STATED TASK
Reproduce every line in the listing that contains the word "Cost".

(Records that describe figures)
- - - - -

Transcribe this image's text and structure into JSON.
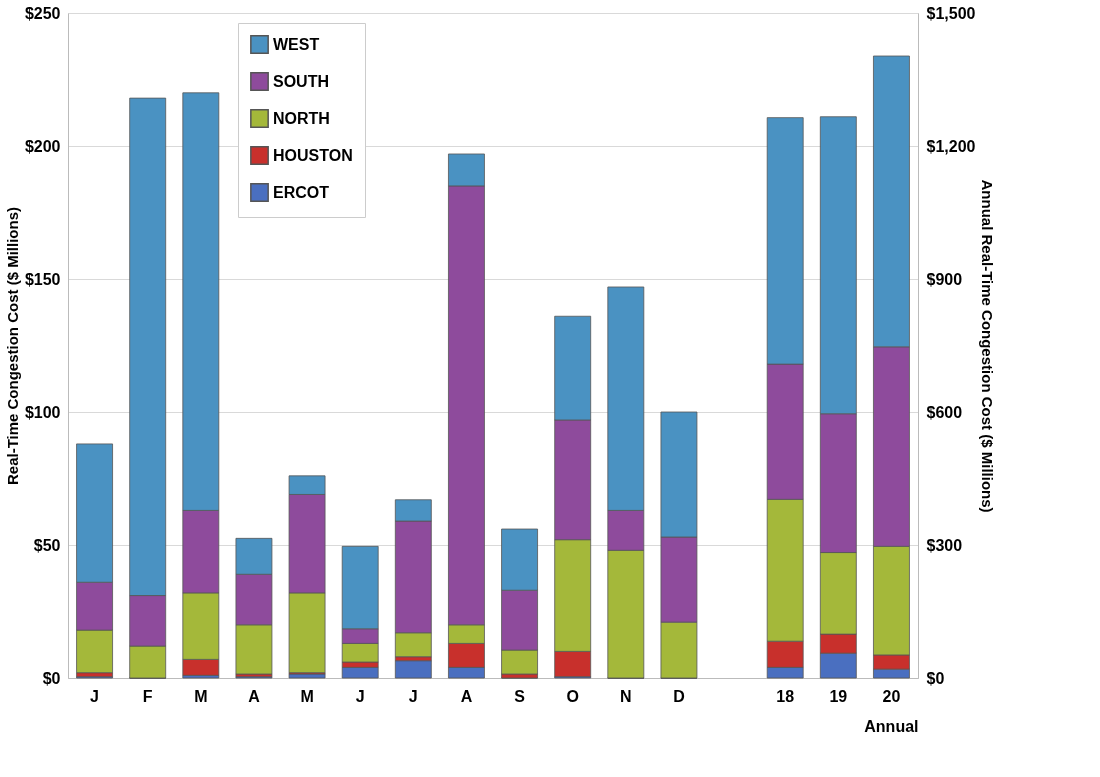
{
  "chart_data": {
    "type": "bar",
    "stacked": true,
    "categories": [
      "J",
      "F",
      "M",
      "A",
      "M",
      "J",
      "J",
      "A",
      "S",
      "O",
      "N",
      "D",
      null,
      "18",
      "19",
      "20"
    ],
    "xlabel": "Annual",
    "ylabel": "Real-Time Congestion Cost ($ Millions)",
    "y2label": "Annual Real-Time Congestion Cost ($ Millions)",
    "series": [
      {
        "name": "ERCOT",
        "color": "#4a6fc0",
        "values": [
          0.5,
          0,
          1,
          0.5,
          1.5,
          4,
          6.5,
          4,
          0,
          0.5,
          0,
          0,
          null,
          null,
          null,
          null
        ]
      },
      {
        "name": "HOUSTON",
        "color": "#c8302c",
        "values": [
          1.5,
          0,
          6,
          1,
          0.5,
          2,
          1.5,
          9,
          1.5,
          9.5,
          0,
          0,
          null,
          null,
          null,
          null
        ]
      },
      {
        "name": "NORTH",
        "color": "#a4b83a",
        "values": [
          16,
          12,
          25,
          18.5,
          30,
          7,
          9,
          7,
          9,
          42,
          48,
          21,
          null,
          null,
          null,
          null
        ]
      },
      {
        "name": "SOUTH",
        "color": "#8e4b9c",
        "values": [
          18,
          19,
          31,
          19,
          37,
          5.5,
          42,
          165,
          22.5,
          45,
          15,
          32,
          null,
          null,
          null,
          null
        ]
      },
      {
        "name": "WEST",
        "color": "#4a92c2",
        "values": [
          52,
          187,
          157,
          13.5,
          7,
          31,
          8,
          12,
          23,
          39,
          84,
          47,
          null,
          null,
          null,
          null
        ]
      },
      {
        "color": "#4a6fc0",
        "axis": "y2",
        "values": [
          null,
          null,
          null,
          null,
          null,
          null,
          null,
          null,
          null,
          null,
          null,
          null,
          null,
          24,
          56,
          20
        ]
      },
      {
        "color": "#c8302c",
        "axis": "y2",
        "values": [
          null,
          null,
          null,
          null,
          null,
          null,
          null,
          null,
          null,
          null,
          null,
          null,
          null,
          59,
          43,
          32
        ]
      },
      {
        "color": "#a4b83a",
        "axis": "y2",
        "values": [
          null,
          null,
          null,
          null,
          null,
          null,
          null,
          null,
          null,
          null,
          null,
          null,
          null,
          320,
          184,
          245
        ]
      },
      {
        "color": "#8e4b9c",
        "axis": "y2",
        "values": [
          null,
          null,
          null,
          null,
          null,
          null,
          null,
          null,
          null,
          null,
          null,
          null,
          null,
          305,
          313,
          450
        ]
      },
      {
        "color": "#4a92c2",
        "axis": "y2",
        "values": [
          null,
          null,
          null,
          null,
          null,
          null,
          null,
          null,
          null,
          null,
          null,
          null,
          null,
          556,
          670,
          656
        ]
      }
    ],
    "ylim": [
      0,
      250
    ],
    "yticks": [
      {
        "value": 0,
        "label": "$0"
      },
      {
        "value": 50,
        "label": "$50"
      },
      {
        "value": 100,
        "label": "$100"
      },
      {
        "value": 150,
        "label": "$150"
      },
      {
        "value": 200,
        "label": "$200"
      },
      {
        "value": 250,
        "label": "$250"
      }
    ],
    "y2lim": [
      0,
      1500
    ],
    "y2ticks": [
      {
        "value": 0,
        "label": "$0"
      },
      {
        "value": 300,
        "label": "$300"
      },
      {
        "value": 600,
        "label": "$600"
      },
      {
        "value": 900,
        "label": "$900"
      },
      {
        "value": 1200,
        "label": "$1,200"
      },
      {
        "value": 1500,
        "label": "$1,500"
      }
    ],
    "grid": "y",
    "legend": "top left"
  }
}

- - - - -

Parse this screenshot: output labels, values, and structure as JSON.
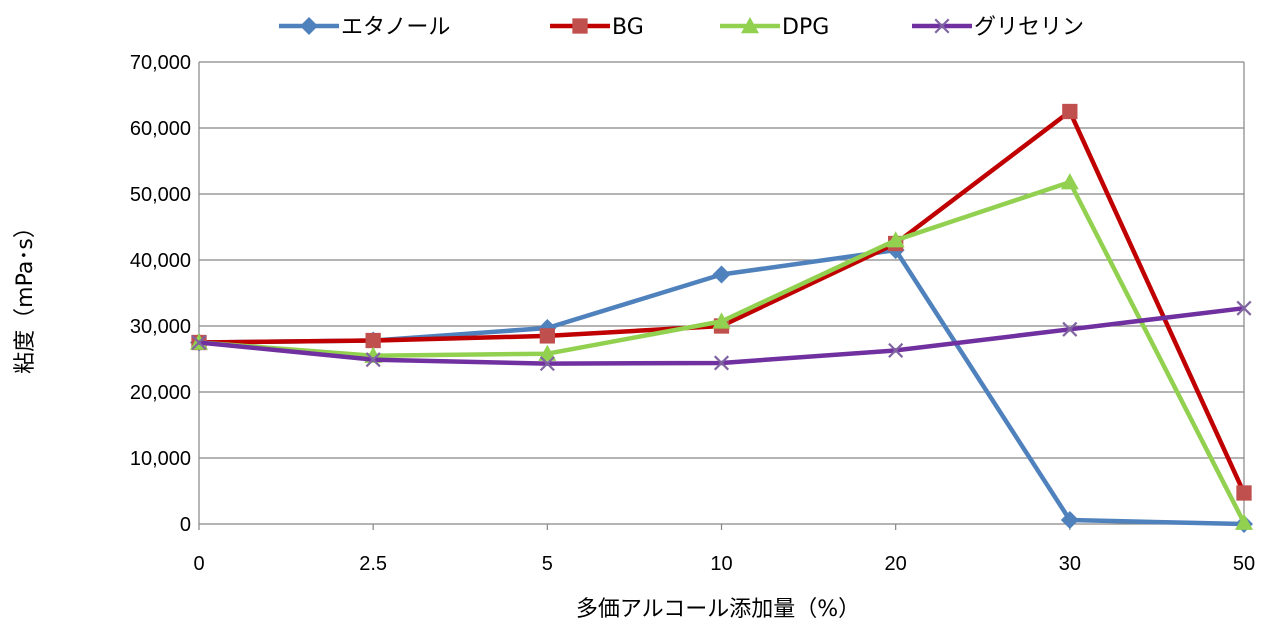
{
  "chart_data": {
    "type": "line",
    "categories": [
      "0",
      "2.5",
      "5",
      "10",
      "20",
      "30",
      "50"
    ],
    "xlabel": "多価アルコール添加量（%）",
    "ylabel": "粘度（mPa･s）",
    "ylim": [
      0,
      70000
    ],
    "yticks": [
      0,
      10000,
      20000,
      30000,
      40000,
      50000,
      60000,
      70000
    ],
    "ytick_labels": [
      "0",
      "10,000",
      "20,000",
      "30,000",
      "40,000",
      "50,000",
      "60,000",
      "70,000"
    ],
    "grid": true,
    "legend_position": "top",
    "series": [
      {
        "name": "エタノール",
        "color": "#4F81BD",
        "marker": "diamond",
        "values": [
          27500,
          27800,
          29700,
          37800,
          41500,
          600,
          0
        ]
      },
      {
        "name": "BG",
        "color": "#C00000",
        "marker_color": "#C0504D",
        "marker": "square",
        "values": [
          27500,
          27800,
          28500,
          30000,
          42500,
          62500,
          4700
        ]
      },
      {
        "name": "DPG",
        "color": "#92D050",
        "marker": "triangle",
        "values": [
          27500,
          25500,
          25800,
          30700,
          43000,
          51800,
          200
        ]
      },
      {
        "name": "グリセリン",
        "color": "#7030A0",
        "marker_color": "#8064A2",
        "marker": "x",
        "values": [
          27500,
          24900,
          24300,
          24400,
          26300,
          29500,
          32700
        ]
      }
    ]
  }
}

- - - - -

SOLUTION FOR THIS PROBLEM
    "ylabel": "Real-Time Congestion Cost ($ Millions)",
    "y2label": "Annual Real-Time Congestion Cost ($ Millions)",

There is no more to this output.